[Dataset entries]
--- Start ---

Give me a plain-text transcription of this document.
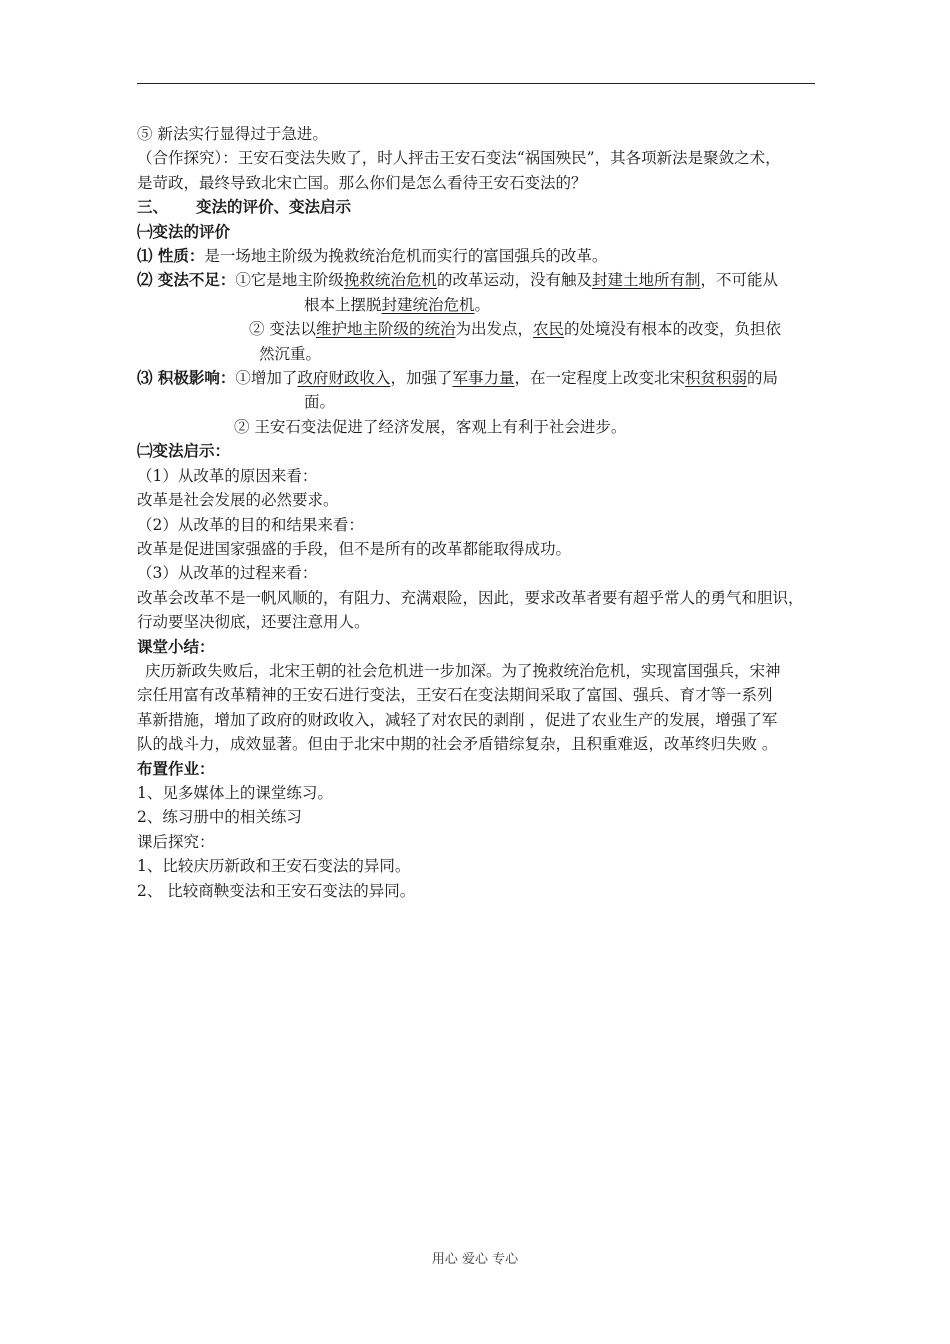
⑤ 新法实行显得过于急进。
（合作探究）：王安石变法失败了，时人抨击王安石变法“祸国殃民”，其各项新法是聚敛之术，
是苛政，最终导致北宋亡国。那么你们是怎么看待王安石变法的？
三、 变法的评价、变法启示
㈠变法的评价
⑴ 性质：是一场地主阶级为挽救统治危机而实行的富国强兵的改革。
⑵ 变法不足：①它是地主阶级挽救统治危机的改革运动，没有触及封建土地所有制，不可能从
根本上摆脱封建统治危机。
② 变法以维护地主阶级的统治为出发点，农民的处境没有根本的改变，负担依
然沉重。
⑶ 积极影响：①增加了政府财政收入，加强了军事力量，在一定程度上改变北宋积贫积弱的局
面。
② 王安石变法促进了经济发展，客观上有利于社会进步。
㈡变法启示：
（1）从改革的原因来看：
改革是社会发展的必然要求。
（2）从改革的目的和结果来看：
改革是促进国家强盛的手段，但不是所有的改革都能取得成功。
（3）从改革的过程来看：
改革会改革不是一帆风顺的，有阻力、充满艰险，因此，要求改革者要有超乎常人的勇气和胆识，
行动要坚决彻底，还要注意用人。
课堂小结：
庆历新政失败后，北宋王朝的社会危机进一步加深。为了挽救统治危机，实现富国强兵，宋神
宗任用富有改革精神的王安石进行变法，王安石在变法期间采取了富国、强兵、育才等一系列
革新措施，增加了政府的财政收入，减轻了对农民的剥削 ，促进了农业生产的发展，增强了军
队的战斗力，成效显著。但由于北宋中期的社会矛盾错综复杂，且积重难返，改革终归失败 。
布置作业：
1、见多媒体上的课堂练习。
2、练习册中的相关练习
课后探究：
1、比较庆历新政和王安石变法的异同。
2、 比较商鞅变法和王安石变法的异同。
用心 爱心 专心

--- End ---

Requirements: Restate the data above exactly, stripping out each image.

Response to the exercise:
Give me a plain-text transcription of this document.
⑤ 新法实行显得过于急进。
（合作探究）：王安石变法失败了，时人抨击王安石变法“祸国殃民”，其各项新法是聚敛之术，
是苛政，最终导致北宋亡国。那么你们是怎么看待王安石变法的？
三、 变法的评价、变法启示
㈠变法的评价
⑴ 性质：是一场地主阶级为挽救统治危机而实行的富国强兵的改革。
⑵ 变法不足：①它是地主阶级挽救统治危机的改革运动，没有触及封建土地所有制，不可能从
根本上摆脱封建统治危机。
② 变法以维护地主阶级的统治为出发点，农民的处境没有根本的改变，负担依
然沉重。
⑶ 积极影响：①增加了政府财政收入，加强了军事力量，在一定程度上改变北宋积贫积弱的局
面。
② 王安石变法促进了经济发展，客观上有利于社会进步。
㈡变法启示：
（1）从改革的原因来看：
改革是社会发展的必然要求。
（2）从改革的目的和结果来看：
改革是促进国家强盛的手段，但不是所有的改革都能取得成功。
（3）从改革的过程来看：
改革会改革不是一帆风顺的，有阻力、充满艰险，因此，要求改革者要有超乎常人的勇气和胆识，
行动要坚决彻底，还要注意用人。
课堂小结：
庆历新政失败后，北宋王朝的社会危机进一步加深。为了挽救统治危机，实现富国强兵，宋神
宗任用富有改革精神的王安石进行变法，王安石在变法期间采取了富国、强兵、育才等一系列
革新措施，增加了政府的财政收入，减轻了对农民的剥削 ，促进了农业生产的发展，增强了军
队的战斗力，成效显著。但由于北宋中期的社会矛盾错综复杂，且积重难返，改革终归失败 。
布置作业：
1、见多媒体上的课堂练习。
2、练习册中的相关练习
课后探究：
1、比较庆历新政和王安石变法的异同。
2、 比较商鞅变法和王安石变法的异同。
用心 爱心 专心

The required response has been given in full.